───── Text to read

Changes for searching in 4.2a Beta 2

4.2a introduces a new index file format that is designed to speed up certain “AND” and phrase searches.
IMPORTANT NOTE: Beta 1 can create the new index, but there is no speed improvement when searching it. This is likely to be due to a bug in Beta 1 that we will fix in Beta 2.
Until further notice, the information below does NOT apply to 4.2a Beta 1.
All new indexes will be built in this format by default, but installing Beta 1 will not automatically reindex your entire library. To test the new index format, run “rebuild indexes” (and wait a few hours/overnight depending on the size of your library).
What’s changed?
- Searches that require both a frequently-occurring word and an infrequently-occurring word will execute more quickly (e.g., http://community.logos.com/forums/p/17900/197369.aspx#197369)
- Searches in a single book are faster (e.g., search result hits should appear very quickly when opening a result from the Search panel; this will also improve visual filters).
What hasn’t changed?
- Searches for a single word (e.g., “the” or “God”) across the entire library
- Searches for “*”
- Searches that use OR or the comma operator
What’s still coming (possibly in the 4.2a beta cycle, possibly later)?
- There’s an inefficiency in phrase searches that makes them run slower than we would like.
- We may be able to make improvements to both indexing and index merging times.
- Expanding/collapsing the “By Book” search results hasn’t been updated to use the new search engine yet.
Comments
-
Thank you for that good news, Bradley. I'm still holding out hope that you guys will optimize "*" searching so we can use it to find all our highlighting.
And sort of unrelated but still having to do with Search: it would be awesome if we could expand and collapse books in the "By Book" view without it having to run the entire search over again.
0 -
Rosie Perera said:
it would be awesome if we could expand and collapse books in the "By Book" view without it having to run the entire search over again.
This is under consideration (we count it as part of the "By Book" note under "What's still coming?").
0 -
Bradley Grainger said:
“By Book” search results hasn’t been updated to
use the new search engine yet.So we have to use Ranked to get the improvements?
Dave
===Windows 11 & Android 13
0 -
Dave Hooton said:Bradley Grainger said:
“By Book” search results hasn’t been updated to
use the new search engine yet.So we have to use Ranked to get the improvements?
Sorry, that was confusing. "By Book" will use the new search engine, but collapse/expand is not improved. I'll edit my original post.
0 -
Bradley Grainger said:
Searches in a single book are faster (e.g., search result hits should appear very quickly when opening a result from the Search panel; this will also improve visual filters).

──────────
───── Supplied material

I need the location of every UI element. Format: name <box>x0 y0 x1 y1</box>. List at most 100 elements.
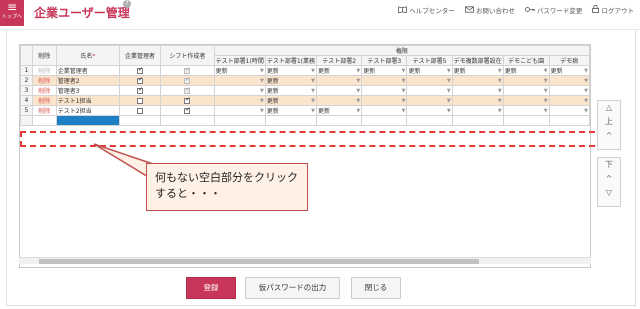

──────────

§ Exercise
State whether each statement below agrees with the thread on search changes in 4.2a, answering yes or no and quoting the deciding words of the thread. 1. Installing Beta 1 automatically reindexes the whole library. 2. Searches that use OR or the comma operator are listed as unchanged. 3. Phrase searches already run as fast as the developers would like.

§ Written answer
1. No: "installing Beta 1 will not automatically reindex your entire library."
2. Yes: under "What hasn’t changed?" the thread lists "Searches that use OR or the comma operator."
3. No: "There’s an inefficiency in phrase searches that makes them run slower than we would like."